> **TASK TO COMPLETE**:
Give these lines again with every "bookmark-item" switched to "favorite-item" and nothing else changed. Leave the pictures out.

> **INPUT FOR THIS TASK**:
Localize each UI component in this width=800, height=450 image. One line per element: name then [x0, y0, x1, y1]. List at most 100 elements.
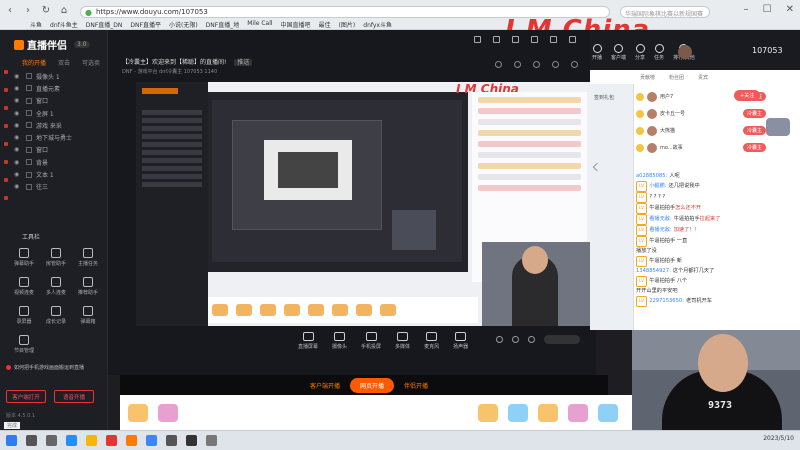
gift-icon[interactable] — [568, 403, 588, 422]
eye-icon[interactable]: ◉ — [14, 85, 22, 92]
rank-pill[interactable]: 冷囊主 — [742, 126, 766, 135]
room-header-button[interactable]: 任务 — [654, 44, 664, 61]
web-live-button[interactable]: 网页开播 — [350, 377, 395, 393]
tool-button[interactable]: 房管助手 — [40, 248, 72, 267]
bookmark-item[interactable]: DNF直播_地 — [206, 20, 240, 29]
bookmark-item[interactable]: DNF直播_DN — [86, 20, 123, 29]
chat-username[interactable]: 看播无敌: — [649, 216, 672, 222]
scene-item[interactable]: ◉ 窗口 — [14, 144, 104, 156]
back-icon[interactable]: ‹ — [4, 5, 16, 16]
rank-tab[interactable]: 贵宾 — [698, 74, 708, 81]
app-icon[interactable] — [186, 435, 197, 446]
bookmark-item[interactable]: 斗鱼 — [30, 20, 42, 29]
bookmark-item[interactable]: 小说(无限) — [169, 20, 198, 29]
gift-icon[interactable] — [552, 61, 559, 68]
settings-icon[interactable] — [493, 36, 500, 43]
chat-username[interactable]: 看播无敌: — [649, 227, 672, 233]
rank-row[interactable]: 皮卡丘一号 冷囊主 — [636, 105, 766, 122]
bookmark-item[interactable]: 中国直播吧 — [281, 20, 311, 29]
room-tag[interactable]: 推送 — [234, 59, 253, 66]
app-icon[interactable] — [206, 435, 217, 446]
tool-button[interactable]: 视频连麦 — [8, 277, 40, 296]
scene-item[interactable]: ◉ 背景 — [14, 156, 104, 168]
scene-item[interactable]: ◉ 往三 — [14, 181, 104, 193]
bookmark-item[interactable]: DNF直播平 — [130, 20, 161, 29]
app-icon[interactable] — [166, 435, 177, 446]
checkbox-icon[interactable] — [26, 183, 32, 190]
message-icon[interactable] — [512, 36, 519, 43]
share-icon[interactable] — [495, 61, 502, 68]
app-icon[interactable] — [66, 435, 77, 446]
checkbox-icon[interactable] — [26, 73, 32, 80]
tool-button[interactable]: 成长记录 — [40, 306, 72, 325]
volume-pill[interactable] — [544, 335, 580, 344]
chat-username[interactable]: 1348854927: — [636, 268, 671, 274]
settings-icon[interactable] — [528, 336, 535, 343]
stream-control-button[interactable]: 多媒体 — [395, 332, 410, 350]
phone-live-button[interactable]: 客户端打开 — [6, 390, 46, 403]
scene-item[interactable]: ◉ 全屏 1 — [14, 107, 104, 119]
chat-username[interactable]: 2297153650: — [649, 298, 684, 304]
scene-item[interactable]: ◉ 窗口 — [14, 95, 104, 107]
rank-row[interactable]: 大熊猫 冷囊主 — [636, 122, 766, 139]
tray-date[interactable]: 2023/5/10 — [763, 435, 794, 442]
bookmark-item[interactable]: dnfyx斗鱼 — [363, 20, 392, 29]
taskview-icon[interactable] — [46, 435, 57, 446]
rank-pill[interactable]: 冷囊主 — [742, 109, 766, 118]
close-icon[interactable]: ✕ — [786, 4, 794, 15]
rank-row[interactable]: mo...故事 冷囊主 — [636, 139, 766, 156]
room-header-button[interactable]: 分享 — [635, 44, 645, 61]
bookmark-item[interactable]: (图片) — [339, 20, 356, 29]
app-tab[interactable]: 可选卖 — [82, 58, 100, 67]
scene-item[interactable]: ◉ 地下城与勇士 — [14, 131, 104, 143]
scene-item[interactable]: ◉ 游戏 来采 — [14, 119, 104, 131]
refresh-icon[interactable]: ↻ — [40, 5, 52, 16]
gift-icon[interactable] — [128, 403, 148, 422]
rank-pill[interactable]: 冷囊主 — [742, 143, 766, 152]
tool-button[interactable]: 推荐助手 — [72, 277, 104, 296]
stats-icon[interactable] — [533, 61, 540, 68]
tool-button[interactable]: 多人连麦 — [40, 277, 72, 296]
eye-icon[interactable]: ◉ — [14, 171, 22, 178]
chat-username[interactable]: 小鲲鹏: — [649, 183, 666, 189]
home-icon[interactable]: ⌂ — [58, 5, 70, 16]
checkbox-icon[interactable] — [26, 146, 32, 153]
gift-icon[interactable] — [598, 403, 618, 422]
checkbox-icon[interactable] — [26, 85, 32, 92]
scene-item[interactable]: ◉ 直播元素 — [14, 82, 104, 94]
maximize-icon[interactable]: ☐ — [763, 4, 772, 15]
checkbox-icon[interactable] — [26, 134, 32, 141]
bookmark-item[interactable]: Mile Call — [247, 20, 272, 29]
start-icon[interactable] — [6, 435, 17, 446]
user-icon[interactable] — [474, 36, 481, 43]
notice[interactable]: 如何把手机游戏画面搬运到直播 — [6, 364, 84, 371]
checkbox-icon[interactable] — [26, 97, 32, 104]
companion-live-link[interactable]: 伴侣开播 — [404, 381, 428, 390]
bookmark-item[interactable]: dnf斗鱼主 — [50, 20, 78, 29]
audio-icon[interactable] — [512, 336, 519, 343]
stream-preview[interactable]: I M China — [136, 82, 592, 326]
checkbox-icon[interactable] — [26, 171, 32, 178]
chat-username[interactable]: a02885085: — [636, 173, 667, 179]
chevron-icon[interactable] — [592, 162, 602, 172]
eye-icon[interactable]: ◉ — [14, 73, 22, 80]
edit-icon[interactable] — [514, 61, 521, 68]
stream-control-button[interactable]: 扬声器 — [453, 332, 468, 350]
gift-icon[interactable] — [538, 403, 558, 422]
eye-icon[interactable]: ◉ — [14, 134, 22, 141]
app-icon[interactable] — [126, 435, 137, 446]
gift-icon[interactable] — [478, 403, 498, 422]
eye-icon[interactable]: ◉ — [14, 122, 22, 129]
sidebar-label[interactable]: 签到礼包 — [594, 94, 614, 101]
scene-item[interactable]: ◉ 摄像头 1 — [14, 70, 104, 82]
rank-tab[interactable]: 粉丝团 — [669, 74, 684, 81]
close-icon[interactable] — [569, 36, 576, 43]
tool-button[interactable]: 节目管理 — [8, 335, 40, 354]
stream-control-button[interactable]: 摄像头 — [332, 332, 347, 350]
bookmark-item[interactable]: 最佳 — [319, 20, 331, 29]
app-icon[interactable] — [106, 435, 117, 446]
checkbox-icon[interactable] — [26, 159, 32, 166]
more-icon[interactable] — [571, 61, 578, 68]
minimize-icon[interactable] — [531, 36, 538, 43]
app-tab[interactable]: 双击 — [58, 58, 70, 67]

> **FINAL RESULT**:
Localize each UI component in this width=800, height=450 image. One line per element: name then [x0, y0, x1, y1]. List at most 100 elements.
gift-icon[interactable] — [568, 403, 588, 422]
eye-icon[interactable]: ◉ — [14, 85, 22, 92]
rank-pill[interactable]: 冷囊主 — [742, 126, 766, 135]
room-header-button[interactable]: 任务 — [654, 44, 664, 61]
web-live-button[interactable]: 网页开播 — [350, 377, 395, 393]
tool-button[interactable]: 房管助手 — [40, 248, 72, 267]
favorite-item[interactable]: DNF直播_地 — [206, 20, 240, 29]
favorite-item[interactable]: DNF直播_DN — [86, 20, 123, 29]
chat-username[interactable]: 看播无敌: — [649, 216, 672, 222]
scene-item[interactable]: ◉ 窗口 — [14, 144, 104, 156]
back-icon[interactable]: ‹ — [4, 5, 16, 16]
rank-tab[interactable]: 贵宾 — [698, 74, 708, 81]
app-icon[interactable] — [186, 435, 197, 446]
favorite-item[interactable]: 斗鱼 — [30, 20, 42, 29]
favorite-item[interactable]: 小说(无限) — [169, 20, 198, 29]
gift-icon[interactable] — [552, 61, 559, 68]
settings-icon[interactable] — [493, 36, 500, 43]
chat-username[interactable]: 看播无敌: — [649, 227, 672, 233]
rank-row[interactable]: 皮卡丘一号 冷囊主 — [636, 105, 766, 122]
favorite-item[interactable]: 中国直播吧 — [281, 20, 311, 29]
room-tag[interactable]: 推送 — [234, 59, 253, 66]
app-icon[interactable] — [206, 435, 217, 446]
tool-button[interactable]: 视频连麦 — [8, 277, 40, 296]
scene-item[interactable]: ◉ 背景 — [14, 156, 104, 168]
scene-item[interactable]: ◉ 往三 — [14, 181, 104, 193]
favorite-item[interactable]: DNF直播平 — [130, 20, 161, 29]
app-icon[interactable] — [166, 435, 177, 446]
checkbox-icon[interactable] — [26, 183, 32, 190]
message-icon[interactable] — [512, 36, 519, 43]
share-icon[interactable] — [495, 61, 502, 68]
app-icon[interactable] — [66, 435, 77, 446]
checkbox-icon[interactable] — [26, 73, 32, 80]
tool-button[interactable]: 成长记录 — [40, 306, 72, 325]
volume-pill[interactable] — [544, 335, 580, 344]
chat-username[interactable]: 1348854927: — [636, 268, 671, 274]
settings-icon[interactable] — [528, 336, 535, 343]
stream-control-button[interactable]: 多媒体 — [395, 332, 410, 350]
phone-live-button[interactable]: 客户端打开 — [6, 390, 46, 403]
scene-item[interactable]: ◉ 全屏 1 — [14, 107, 104, 119]
chat-username[interactable]: 2297153650: — [649, 298, 684, 304]
scene-item[interactable]: ◉ 窗口 — [14, 95, 104, 107]
rank-row[interactable]: 大熊猫 冷囊主 — [636, 122, 766, 139]
tray-date[interactable]: 2023/5/10 — [763, 435, 794, 442]
favorite-item[interactable]: dnfyx斗鱼 — [363, 20, 392, 29]
taskview-icon[interactable] — [46, 435, 57, 446]
rank-pill[interactable]: 冷囊主 — [742, 109, 766, 118]
close-icon[interactable]: ✕ — [786, 4, 794, 15]
rank-row[interactable]: mo...故事 冷囊主 — [636, 139, 766, 156]
room-header-button[interactable]: 分享 — [635, 44, 645, 61]
favorite-item[interactable]: (图片) — [339, 20, 356, 29]
app-tab[interactable]: 可选卖 — [82, 58, 100, 67]
scene-item[interactable]: ◉ 地下城与勇士 — [14, 131, 104, 143]
scene-item[interactable]: ◉ 游戏 来采 — [14, 119, 104, 131]
refresh-icon[interactable]: ↻ — [40, 5, 52, 16]
gift-icon[interactable] — [128, 403, 148, 422]
rank-pill[interactable]: 冷囊主 — [742, 143, 766, 152]
tool-button[interactable]: 推荐助手 — [72, 277, 104, 296]
stats-icon[interactable] — [533, 61, 540, 68]
tool-button[interactable]: 多人连麦 — [40, 277, 72, 296]
eye-icon[interactable]: ◉ — [14, 171, 22, 178]
chat-username[interactable]: 小鲲鹏: — [649, 183, 666, 189]
home-icon[interactable]: ⌂ — [58, 5, 70, 16]
checkbox-icon[interactable] — [26, 146, 32, 153]
gift-icon[interactable] — [598, 403, 618, 422]
checkbox-icon[interactable] — [26, 85, 32, 92]
scene-item[interactable]: ◉ 直播元素 — [14, 82, 104, 94]
maximize-icon[interactable]: ☐ — [763, 4, 772, 15]
checkbox-icon[interactable] — [26, 134, 32, 141]
favorite-item[interactable]: Mile Call — [247, 20, 272, 29]
start-icon[interactable] — [6, 435, 17, 446]
user-icon[interactable] — [474, 36, 481, 43]
notice[interactable]: 如何把手机游戏画面搬运到直播 — [6, 364, 84, 371]
checkbox-icon[interactable] — [26, 97, 32, 104]
companion-live-link[interactable]: 伴侣开播 — [404, 381, 428, 390]
favorite-item[interactable]: dnf斗鱼主 — [50, 20, 78, 29]
audio-icon[interactable] — [512, 336, 519, 343]
stream-preview[interactable]: I M China — [136, 82, 592, 326]
checkbox-icon[interactable] — [26, 171, 32, 178]
chat-username[interactable]: a02885085: — [636, 173, 667, 179]
chevron-icon[interactable] — [592, 162, 602, 172]
eye-icon[interactable]: ◉ — [14, 73, 22, 80]
edit-icon[interactable] — [514, 61, 521, 68]
stream-control-button[interactable]: 扬声器 — [453, 332, 468, 350]
gift-icon[interactable] — [538, 403, 558, 422]
eye-icon[interactable]: ◉ — [14, 134, 22, 141]
app-icon[interactable] — [126, 435, 137, 446]
gift-icon[interactable] — [478, 403, 498, 422]
eye-icon[interactable]: ◉ — [14, 122, 22, 129]
sidebar-label[interactable]: 签到礼包 — [594, 94, 614, 101]
scene-item[interactable]: ◉ 摄像头 1 — [14, 70, 104, 82]
rank-tab[interactable]: 粉丝团 — [669, 74, 684, 81]
close-icon[interactable] — [569, 36, 576, 43]
tool-button[interactable]: 节目管理 — [8, 335, 40, 354]
stream-control-button[interactable]: 摄像头 — [332, 332, 347, 350]
favorite-item[interactable]: 最佳 — [319, 20, 331, 29]
app-icon[interactable] — [106, 435, 117, 446]
checkbox-icon[interactable] — [26, 159, 32, 166]
more-icon[interactable] — [571, 61, 578, 68]
minimize-icon[interactable] — [531, 36, 538, 43]
app-tab[interactable]: 双击 — [58, 58, 70, 67]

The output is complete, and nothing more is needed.